#### EXCERPTED RECORDS

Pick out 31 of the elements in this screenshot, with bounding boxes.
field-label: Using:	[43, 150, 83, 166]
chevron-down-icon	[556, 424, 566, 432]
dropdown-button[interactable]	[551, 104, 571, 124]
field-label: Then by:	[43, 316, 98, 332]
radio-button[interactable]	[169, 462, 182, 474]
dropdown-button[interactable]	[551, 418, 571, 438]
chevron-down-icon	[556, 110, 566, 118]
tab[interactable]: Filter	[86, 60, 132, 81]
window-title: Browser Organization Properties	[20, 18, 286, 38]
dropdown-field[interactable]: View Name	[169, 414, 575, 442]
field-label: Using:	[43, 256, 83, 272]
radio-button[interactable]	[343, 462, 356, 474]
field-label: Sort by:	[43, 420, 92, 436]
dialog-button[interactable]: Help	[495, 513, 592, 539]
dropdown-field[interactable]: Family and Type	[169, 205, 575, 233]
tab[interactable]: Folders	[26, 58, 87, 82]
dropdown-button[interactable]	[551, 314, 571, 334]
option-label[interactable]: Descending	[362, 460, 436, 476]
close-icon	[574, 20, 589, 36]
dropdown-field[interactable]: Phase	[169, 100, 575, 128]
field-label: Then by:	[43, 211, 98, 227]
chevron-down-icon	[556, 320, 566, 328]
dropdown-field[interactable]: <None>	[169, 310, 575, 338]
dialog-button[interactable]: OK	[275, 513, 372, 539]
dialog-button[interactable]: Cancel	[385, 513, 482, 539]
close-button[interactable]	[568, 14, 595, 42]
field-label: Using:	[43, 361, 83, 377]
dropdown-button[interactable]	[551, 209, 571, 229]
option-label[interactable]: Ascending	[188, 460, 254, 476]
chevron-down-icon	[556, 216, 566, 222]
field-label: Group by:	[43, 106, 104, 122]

#### AIM
Could you recast all of the records above as a numbered list, leaving out any blank lines?

#### RESPONSE TO THIS EXERCISE
1. Pick out 31 of the elements in this screenshot, with bounding boxes.
2. field-label: Using:	[43, 150, 83, 166]
3. chevron-down-icon	[556, 424, 566, 432]
4. dropdown-button[interactable]	[551, 104, 571, 124]
5. field-label: Then by:	[43, 316, 98, 332]
6. radio-button[interactable]	[169, 462, 182, 474]
7. dropdown-button[interactable]	[551, 418, 571, 438]
8. chevron-down-icon	[556, 110, 566, 118]
9. tab[interactable]: Filter	[86, 60, 132, 81]
10. window-title: Browser Organization Properties	[20, 18, 286, 38]
11. dropdown-field[interactable]: View Name	[169, 414, 575, 442]
12. field-label: Using:	[43, 256, 83, 272]
13. radio-button[interactable]	[343, 462, 356, 474]
14. field-label: Sort by:	[43, 420, 92, 436]
15. dialog-button[interactable]: Help	[495, 513, 592, 539]
16. dropdown-field[interactable]: Family and Type	[169, 205, 575, 233]
17. tab[interactable]: Folders	[26, 58, 87, 82]
18. dropdown-button[interactable]	[551, 314, 571, 334]
19. option-label[interactable]: Descending	[362, 460, 436, 476]
20. close-icon	[574, 20, 589, 36]
21. dropdown-field[interactable]: Phase	[169, 100, 575, 128]
22. field-label: Then by:	[43, 211, 98, 227]
23. chevron-down-icon	[556, 320, 566, 328]
24. dropdown-field[interactable]: <None>	[169, 310, 575, 338]
25. dialog-button[interactable]: OK	[275, 513, 372, 539]
26. dialog-button[interactable]: Cancel	[385, 513, 482, 539]
27. close-button[interactable]	[568, 14, 595, 42]
28. field-label: Using:	[43, 361, 83, 377]
29. dropdown-button[interactable]	[551, 209, 571, 229]
30. option-label[interactable]: Ascending	[188, 460, 254, 476]
31. chevron-down-icon	[556, 216, 566, 222]
32. field-label: Group by:	[43, 106, 104, 122]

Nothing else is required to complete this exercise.